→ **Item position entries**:

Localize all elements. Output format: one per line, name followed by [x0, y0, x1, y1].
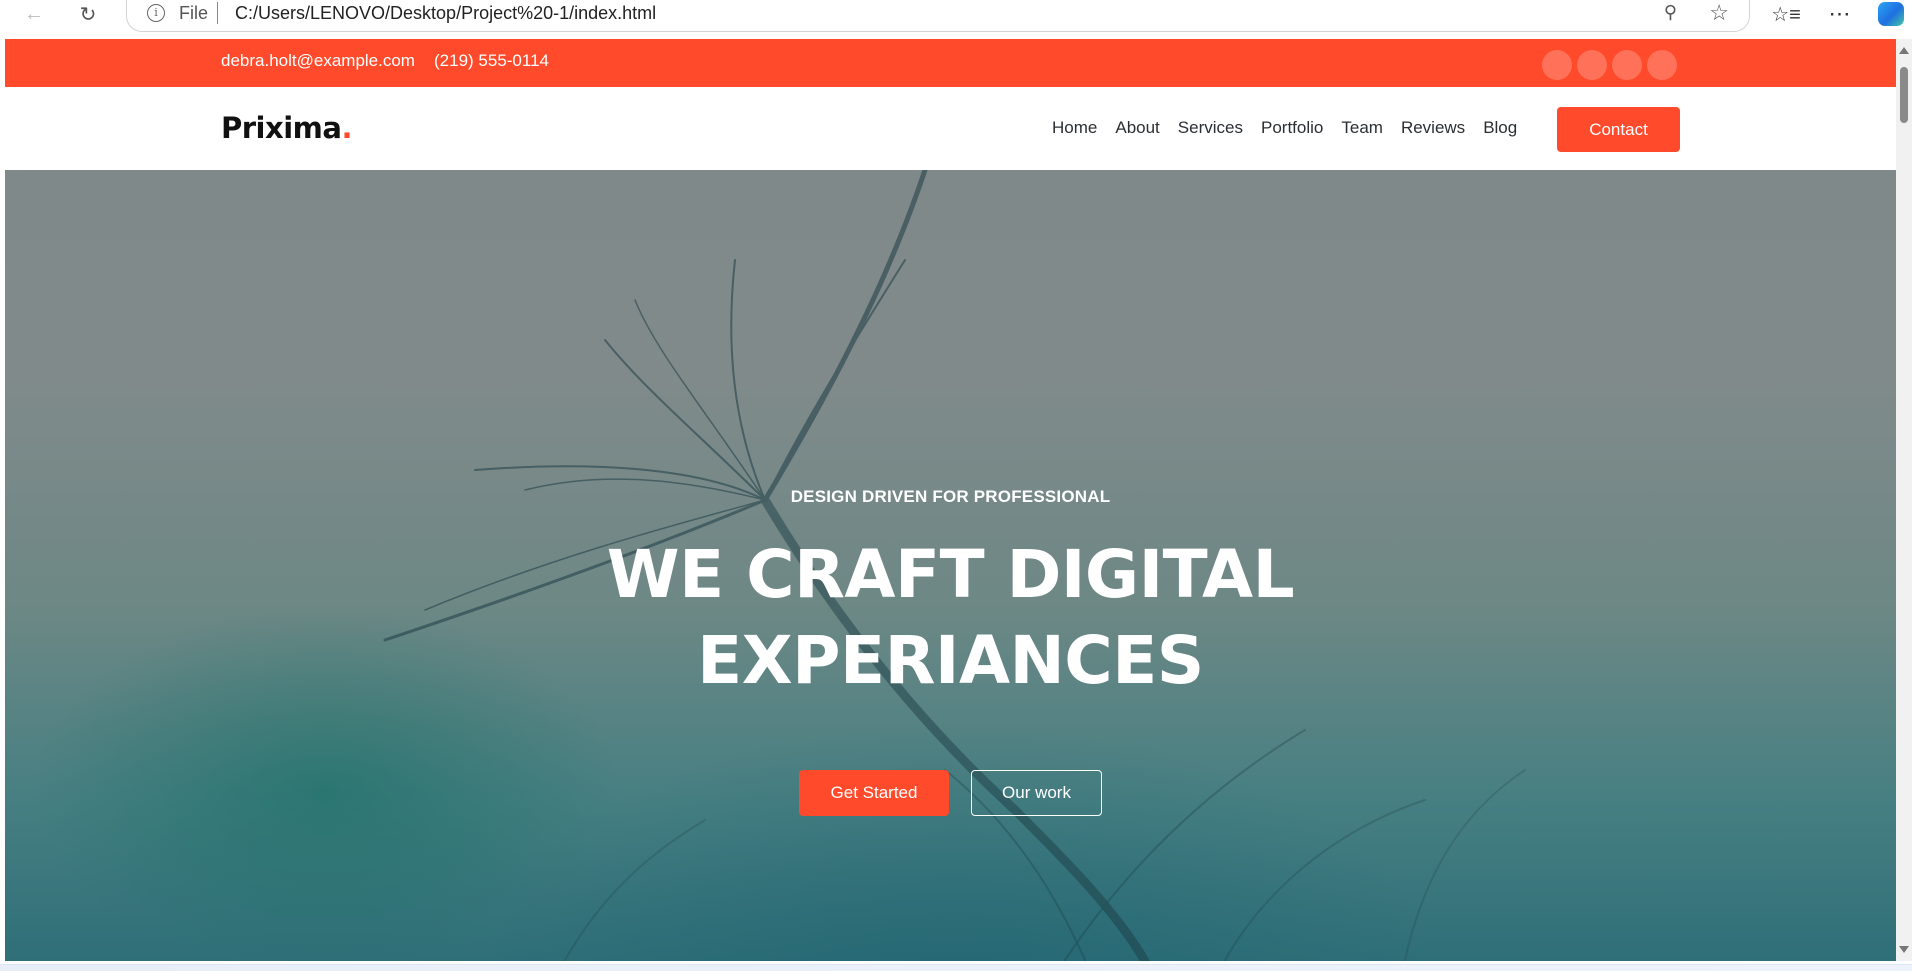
address-divider	[217, 2, 218, 24]
star-icon[interactable]: ☆	[1709, 0, 1729, 26]
twitter-icon[interactable]	[1542, 50, 1572, 80]
instagram-icon[interactable]	[1612, 50, 1642, 80]
our-work-button[interactable]: Our work	[971, 770, 1102, 816]
nav-portfolio[interactable]: Portfolio	[1252, 118, 1332, 138]
address-bar[interactable]: i File C:/Users/LENOVO/Desktop/Project%2…	[126, 0, 1750, 32]
hero-kicker: DESIGN DRIVEN FOR PROFESSIONAL	[790, 487, 1111, 506]
get-started-button[interactable]: Get Started	[799, 770, 949, 816]
hero-title: WE CRAFT DIGITAL EXPERIANCES	[5, 532, 1896, 704]
page-viewport: debra.holt@example.com (219) 555-0114 Pr…	[5, 39, 1896, 961]
browser-toolbar: ← ↻ i File C:/Users/LENOVO/Desktop/Proje…	[0, 0, 1912, 36]
top-info-bar: debra.holt@example.com (219) 555-0114	[5, 39, 1896, 87]
hero-actions: Get Started Our work	[5, 770, 1896, 816]
logo-dot: .	[341, 111, 352, 145]
hero-section: DESIGN DRIVEN FOR PROFESSIONAL WE CRAFT …	[5, 170, 1896, 961]
hero-title-line-1: WE CRAFT DIGITAL	[606, 536, 1295, 613]
scroll-thumb[interactable]	[1900, 67, 1908, 123]
reload-icon[interactable]: ↻	[74, 0, 102, 28]
address-url[interactable]: C:/Users/LENOVO/Desktop/Project%20-1/ind…	[235, 3, 656, 24]
site-header: Prixima. Home About Services Portfolio T…	[5, 87, 1896, 170]
contact-email[interactable]: debra.holt@example.com	[221, 51, 415, 71]
facebook-icon[interactable]	[1577, 50, 1607, 80]
scroll-down-icon[interactable]	[1899, 946, 1909, 953]
main-nav: Home About Services Portfolio Team Revie…	[1052, 118, 1526, 138]
nav-team[interactable]: Team	[1332, 118, 1392, 138]
hero-title-line-2: EXPERIANCES	[697, 622, 1204, 699]
nav-reviews[interactable]: Reviews	[1392, 118, 1474, 138]
nav-blog[interactable]: Blog	[1474, 118, 1526, 138]
nav-about[interactable]: About	[1106, 118, 1168, 138]
copilot-icon[interactable]	[1878, 2, 1904, 26]
window-bottom-edge	[0, 964, 1912, 971]
scroll-up-icon[interactable]	[1899, 47, 1909, 54]
nav-home[interactable]: Home	[1052, 118, 1106, 138]
page-scrollbar[interactable]	[1896, 39, 1912, 961]
info-icon[interactable]: i	[147, 4, 165, 22]
more-icon[interactable]: ⋯	[1824, 0, 1856, 28]
nav-services[interactable]: Services	[1169, 118, 1252, 138]
zoom-out-icon[interactable]: ⚲	[1664, 2, 1677, 23]
contact-button[interactable]: Contact	[1557, 107, 1680, 152]
address-scheme: File	[179, 3, 209, 23]
linkedin-icon[interactable]	[1647, 50, 1677, 80]
site-logo[interactable]: Prixima.	[221, 111, 352, 145]
favorites-list-icon[interactable]: ☆≡	[1770, 0, 1802, 28]
logo-text: Prixima	[221, 111, 342, 145]
social-links	[1542, 50, 1677, 80]
contact-phone[interactable]: (219) 555-0114	[434, 51, 549, 71]
back-arrow-icon[interactable]: ←	[20, 0, 48, 28]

→ **Direction**:
Could you rewrite all the items with "interactable" replaced by "clickable" everywhere, leaving everything else unchanged and omitting the pictures?

→ **Solution to the problem**:
Localize all elements. Output format: one per line, name followed by [x0, y0, x1, y1].
address-divider	[217, 2, 218, 24]
star-icon[clickable]: ☆	[1709, 0, 1729, 26]
twitter-icon[clickable]	[1542, 50, 1572, 80]
instagram-icon[clickable]	[1612, 50, 1642, 80]
our-work-button[clickable]: Our work	[971, 770, 1102, 816]
nav-portfolio[clickable]: Portfolio	[1252, 118, 1332, 138]
address-bar[clickable]: i File C:/Users/LENOVO/Desktop/Project%2…	[126, 0, 1750, 32]
hero-kicker: DESIGN DRIVEN FOR PROFESSIONAL	[790, 487, 1111, 506]
get-started-button[clickable]: Get Started	[799, 770, 949, 816]
hero-title: WE CRAFT DIGITAL EXPERIANCES	[5, 532, 1896, 704]
page-viewport: debra.holt@example.com (219) 555-0114 Pr…	[5, 39, 1896, 961]
browser-toolbar: ← ↻ i File C:/Users/LENOVO/Desktop/Proje…	[0, 0, 1912, 36]
top-info-bar: debra.holt@example.com (219) 555-0114	[5, 39, 1896, 87]
hero-actions: Get Started Our work	[5, 770, 1896, 816]
logo-dot: .	[341, 111, 352, 145]
hero-section: DESIGN DRIVEN FOR PROFESSIONAL WE CRAFT …	[5, 170, 1896, 961]
hero-title-line-1: WE CRAFT DIGITAL	[606, 536, 1295, 613]
scroll-thumb[clickable]	[1900, 67, 1908, 123]
reload-icon[clickable]: ↻	[74, 0, 102, 28]
address-url[clickable]: C:/Users/LENOVO/Desktop/Project%20-1/ind…	[235, 3, 656, 24]
site-header: Prixima. Home About Services Portfolio T…	[5, 87, 1896, 170]
contact-email[clickable]: debra.holt@example.com	[221, 51, 415, 71]
facebook-icon[clickable]	[1577, 50, 1607, 80]
scroll-down-icon[clickable]	[1899, 946, 1909, 953]
main-nav: Home About Services Portfolio Team Revie…	[1052, 118, 1526, 138]
nav-team[clickable]: Team	[1332, 118, 1392, 138]
hero-title-line-2: EXPERIANCES	[697, 622, 1204, 699]
nav-reviews[clickable]: Reviews	[1392, 118, 1474, 138]
nav-blog[clickable]: Blog	[1474, 118, 1526, 138]
nav-about[clickable]: About	[1106, 118, 1168, 138]
copilot-icon[clickable]	[1878, 2, 1904, 26]
window-bottom-edge	[0, 964, 1912, 971]
scroll-up-icon[clickable]	[1899, 47, 1909, 54]
nav-home[clickable]: Home	[1052, 118, 1106, 138]
page-scrollbar[clickable]	[1896, 39, 1912, 961]
info-icon[clickable]: i	[147, 4, 165, 22]
more-icon[clickable]: ⋯	[1824, 0, 1856, 28]
nav-services[clickable]: Services	[1169, 118, 1252, 138]
zoom-out-icon[clickable]: ⚲	[1664, 2, 1677, 23]
contact-button[clickable]: Contact	[1557, 107, 1680, 152]
address-scheme: File	[179, 3, 209, 23]
linkedin-icon[clickable]	[1647, 50, 1677, 80]
site-logo[clickable]: Prixima.	[221, 111, 352, 145]
favorites-list-icon[clickable]: ☆≡	[1770, 0, 1802, 28]
logo-text: Prixima	[221, 111, 342, 145]
social-links	[1542, 50, 1677, 80]
contact-phone[clickable]: (219) 555-0114	[434, 51, 549, 71]
back-arrow-icon[clickable]: ←	[20, 0, 48, 28]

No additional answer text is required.